Retype all of the entries word for word.

====== Entries ======

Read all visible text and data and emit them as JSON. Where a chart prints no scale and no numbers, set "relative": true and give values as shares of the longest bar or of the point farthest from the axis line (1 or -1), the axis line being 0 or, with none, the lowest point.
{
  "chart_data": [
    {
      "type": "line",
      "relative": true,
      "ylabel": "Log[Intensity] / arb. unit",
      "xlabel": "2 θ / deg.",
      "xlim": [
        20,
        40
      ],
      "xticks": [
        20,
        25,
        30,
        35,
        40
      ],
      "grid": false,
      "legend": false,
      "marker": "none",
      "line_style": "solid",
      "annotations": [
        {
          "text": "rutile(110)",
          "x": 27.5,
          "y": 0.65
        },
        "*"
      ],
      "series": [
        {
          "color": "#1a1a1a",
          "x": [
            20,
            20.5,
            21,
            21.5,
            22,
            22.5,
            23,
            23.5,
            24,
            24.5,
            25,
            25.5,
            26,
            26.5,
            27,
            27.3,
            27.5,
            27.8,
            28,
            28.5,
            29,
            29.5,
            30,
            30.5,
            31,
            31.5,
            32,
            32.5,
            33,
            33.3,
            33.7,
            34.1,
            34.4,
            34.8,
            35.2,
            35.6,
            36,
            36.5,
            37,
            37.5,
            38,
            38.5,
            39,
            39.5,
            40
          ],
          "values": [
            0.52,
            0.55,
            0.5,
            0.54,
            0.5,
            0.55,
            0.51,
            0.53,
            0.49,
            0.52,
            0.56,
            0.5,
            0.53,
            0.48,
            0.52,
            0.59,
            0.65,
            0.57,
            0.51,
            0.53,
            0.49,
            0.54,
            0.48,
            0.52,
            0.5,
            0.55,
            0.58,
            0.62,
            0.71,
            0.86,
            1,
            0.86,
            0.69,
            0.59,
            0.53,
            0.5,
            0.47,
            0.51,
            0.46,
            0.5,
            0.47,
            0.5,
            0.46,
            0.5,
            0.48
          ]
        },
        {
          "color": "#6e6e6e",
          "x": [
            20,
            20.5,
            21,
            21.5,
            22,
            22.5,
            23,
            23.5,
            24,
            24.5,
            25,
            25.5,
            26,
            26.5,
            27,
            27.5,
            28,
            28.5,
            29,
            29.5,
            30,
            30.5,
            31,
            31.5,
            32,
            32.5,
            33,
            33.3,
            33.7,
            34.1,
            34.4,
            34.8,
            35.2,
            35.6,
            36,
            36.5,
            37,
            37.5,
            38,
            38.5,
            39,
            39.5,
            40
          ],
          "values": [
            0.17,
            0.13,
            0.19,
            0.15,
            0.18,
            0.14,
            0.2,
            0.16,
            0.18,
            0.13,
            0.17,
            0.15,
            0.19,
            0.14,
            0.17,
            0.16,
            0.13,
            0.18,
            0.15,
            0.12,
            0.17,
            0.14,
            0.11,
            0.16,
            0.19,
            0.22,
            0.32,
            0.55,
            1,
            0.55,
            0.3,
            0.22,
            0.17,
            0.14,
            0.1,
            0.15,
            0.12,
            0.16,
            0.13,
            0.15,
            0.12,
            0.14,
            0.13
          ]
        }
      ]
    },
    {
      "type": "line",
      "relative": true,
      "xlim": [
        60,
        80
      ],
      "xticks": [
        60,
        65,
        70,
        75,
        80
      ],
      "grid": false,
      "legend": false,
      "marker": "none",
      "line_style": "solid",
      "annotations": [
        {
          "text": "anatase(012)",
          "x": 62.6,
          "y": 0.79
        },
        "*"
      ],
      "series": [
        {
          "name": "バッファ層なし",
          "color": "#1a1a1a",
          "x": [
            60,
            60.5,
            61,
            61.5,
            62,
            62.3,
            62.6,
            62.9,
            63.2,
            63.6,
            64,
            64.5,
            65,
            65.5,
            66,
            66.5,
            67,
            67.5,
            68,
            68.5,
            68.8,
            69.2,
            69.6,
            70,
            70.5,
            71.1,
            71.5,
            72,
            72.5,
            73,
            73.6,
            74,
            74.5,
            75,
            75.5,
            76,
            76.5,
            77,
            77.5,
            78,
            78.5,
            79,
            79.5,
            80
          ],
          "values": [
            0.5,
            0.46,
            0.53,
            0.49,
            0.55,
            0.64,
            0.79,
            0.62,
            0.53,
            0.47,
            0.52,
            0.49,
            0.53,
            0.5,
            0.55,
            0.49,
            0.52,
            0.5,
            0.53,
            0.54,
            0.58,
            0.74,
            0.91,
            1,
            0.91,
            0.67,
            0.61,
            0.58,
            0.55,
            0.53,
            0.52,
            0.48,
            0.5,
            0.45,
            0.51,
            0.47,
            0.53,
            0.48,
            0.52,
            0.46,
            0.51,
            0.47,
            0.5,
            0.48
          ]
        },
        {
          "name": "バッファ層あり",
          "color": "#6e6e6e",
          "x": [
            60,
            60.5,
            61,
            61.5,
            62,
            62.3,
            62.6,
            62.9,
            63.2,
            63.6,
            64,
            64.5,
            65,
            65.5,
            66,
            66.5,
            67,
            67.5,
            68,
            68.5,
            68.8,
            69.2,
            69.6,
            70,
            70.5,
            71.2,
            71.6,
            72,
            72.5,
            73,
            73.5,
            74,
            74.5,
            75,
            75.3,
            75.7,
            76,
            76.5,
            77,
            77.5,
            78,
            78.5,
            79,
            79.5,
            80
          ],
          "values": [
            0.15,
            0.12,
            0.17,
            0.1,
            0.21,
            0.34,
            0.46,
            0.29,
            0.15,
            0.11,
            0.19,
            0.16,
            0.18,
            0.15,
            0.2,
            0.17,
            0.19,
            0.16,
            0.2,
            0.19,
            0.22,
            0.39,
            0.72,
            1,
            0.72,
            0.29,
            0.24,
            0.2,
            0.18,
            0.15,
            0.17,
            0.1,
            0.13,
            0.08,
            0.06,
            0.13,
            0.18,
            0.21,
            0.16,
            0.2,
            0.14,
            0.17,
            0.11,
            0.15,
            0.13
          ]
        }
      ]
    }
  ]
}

======

**Answer for the task:**
Read all visible text and data and emit them as JSON. Where a chart prints no scale and no numbers, set "relative": true and give values as shares of the longest bar or of the point farthest from the axis line (1 or -1), the axis line being 0 or, with none, the lowest point.
{
  "chart_data": [
    {
      "type": "line",
      "relative": true,
      "ylabel": "Log[Intensity] / arb. unit",
      "xlabel": "2 θ / deg.",
      "xlim": [
        20,
        40
      ],
      "xticks": [
        20,
        25,
        30,
        35,
        40
      ],
      "grid": false,
      "legend": false,
      "marker": "none",
      "line_style": "solid",
      "annotations": [
        {
          "text": "rutile(110)",
          "x": 27.5,
          "y": 0.65
        },
        "*"
      ],
      "series": [
        {
          "color": "#1a1a1a",
          "x": [
            20,
            20.5,
            21,
            21.5,
            22,
            22.5,
            23,
            23.5,
            24,
            24.5,
            25,
            25.5,
            26,
            26.5,
            27,
            27.3,
            27.5,
            27.8,
            28,
            28.5,
            29,
            29.5,
            30,
            30.5,
            31,
            31.5,
            32,
            32.5,
            33,
            33.3,
            33.7,
            34.1,
            34.4,
            34.8,
            35.2,
            35.6,
            36,
            36.5,
            37,
            37.5,
            38,
            38.5,
            39,
            39.5,
            40
          ],
          "values": [
            0.52,
            0.55,
            0.5,
            0.54,
            0.5,
            0.55,
            0.51,
            0.53,
            0.49,
            0.52,
            0.56,
            0.5,
            0.53,
            0.48,
            0.52,
            0.59,
            0.65,
            0.57,
            0.51,
            0.53,
            0.49,
            0.54,
            0.48,
            0.52,
            0.5,
            0.55,
            0.58,
            0.62,
            0.71,
            0.86,
            1,
            0.86,
            0.69,
            0.59,
            0.53,
            0.5,
            0.47,
            0.51,
            0.46,
            0.5,
            0.47,
            0.5,
            0.46,
            0.5,
            0.48
          ]
        },
        {
          "color": "#6e6e6e",
          "x": [
            20,
            20.5,
            21,
            21.5,
            22,
            22.5,
            23,
            23.5,
            24,
            24.5,
            25,
            25.5,
            26,
            26.5,
            27,
            27.5,
            28,
            28.5,
            29,
            29.5,
            30,
            30.5,
            31,
            31.5,
            32,
            32.5,
            33,
            33.3,
            33.7,
            34.1,
            34.4,
            34.8,
            35.2,
            35.6,
            36,
            36.5,
            37,
            37.5,
            38,
            38.5,
            39,
            39.5,
            40
          ],
          "values": [
            0.17,
            0.13,
            0.19,
            0.15,
            0.18,
            0.14,
            0.2,
            0.16,
            0.18,
            0.13,
            0.17,
            0.15,
            0.19,
            0.14,
            0.17,
            0.16,
            0.13,
            0.18,
            0.15,
            0.12,
            0.17,
            0.14,
            0.11,
            0.16,
            0.19,
            0.22,
            0.32,
            0.55,
            1,
            0.55,
            0.3,
            0.22,
            0.17,
            0.14,
            0.1,
            0.15,
            0.12,
            0.16,
            0.13,
            0.15,
            0.12,
            0.14,
            0.13
          ]
        }
      ]
    },
    {
      "type": "line",
      "relative": true,
      "xlim": [
        60,
        80
      ],
      "xticks": [
        60,
        65,
        70,
        75,
        80
      ],
      "grid": false,
      "legend": false,
      "marker": "none",
      "line_style": "solid",
      "annotations": [
        {
          "text": "anatase(012)",
          "x": 62.6,
          "y": 0.79
        },
        "*"
      ],
      "series": [
        {
          "name": "バッファ層なし",
          "color": "#1a1a1a",
          "x": [
            60,
            60.5,
            61,
            61.5,
            62,
            62.3,
            62.6,
            62.9,
            63.2,
            63.6,
            64,
            64.5,
            65,
            65.5,
            66,
            66.5,
            67,
            67.5,
            68,
            68.5,
            68.8,
            69.2,
            69.6,
            70,
            70.5,
            71.1,
            71.5,
            72,
            72.5,
            73,
            73.6,
            74,
            74.5,
            75,
            75.5,
            76,
            76.5,
            77,
            77.5,
            78,
            78.5,
            79,
            79.5,
            80
          ],
          "values": [
            0.5,
            0.46,
            0.53,
            0.49,
            0.55,
            0.64,
            0.79,
            0.62,
            0.53,
            0.47,
            0.52,
            0.49,
            0.53,
            0.5,
            0.55,
            0.49,
            0.52,
            0.5,
            0.53,
            0.54,
            0.58,
            0.74,
            0.91,
            1,
            0.91,
            0.67,
            0.61,
            0.58,
            0.55,
            0.53,
            0.52,
            0.48,
            0.5,
            0.45,
            0.51,
            0.47,
            0.53,
            0.48,
            0.52,
            0.46,
            0.51,
            0.47,
            0.5,
            0.48
          ]
        },
        {
          "name": "バッファ層あり",
          "color": "#6e6e6e",
          "x": [
            60,
            60.5,
            61,
            61.5,
            62,
            62.3,
            62.6,
            62.9,
            63.2,
            63.6,
            64,
            64.5,
            65,
            65.5,
            66,
            66.5,
            67,
            67.5,
            68,
            68.5,
            68.8,
            69.2,
            69.6,
            70,
            70.5,
            71.2,
            71.6,
            72,
            72.5,
            73,
            73.5,
            74,
            74.5,
            75,
            75.3,
            75.7,
            76,
            76.5,
            77,
            77.5,
            78,
            78.5,
            79,
            79.5,
            80
          ],
          "values": [
            0.15,
            0.12,
            0.17,
            0.1,
            0.21,
            0.34,
            0.46,
            0.29,
            0.15,
            0.11,
            0.19,
            0.16,
            0.18,
            0.15,
            0.2,
            0.17,
            0.19,
            0.16,
            0.2,
            0.19,
            0.22,
            0.39,
            0.72,
            1,
            0.72,
            0.29,
            0.24,
            0.2,
            0.18,
            0.15,
            0.17,
            0.1,
            0.13,
            0.08,
            0.06,
            0.13,
            0.18,
            0.21,
            0.16,
            0.2,
            0.14,
            0.17,
            0.11,
            0.15,
            0.13
          ]
        }
      ]
    }
  ]
}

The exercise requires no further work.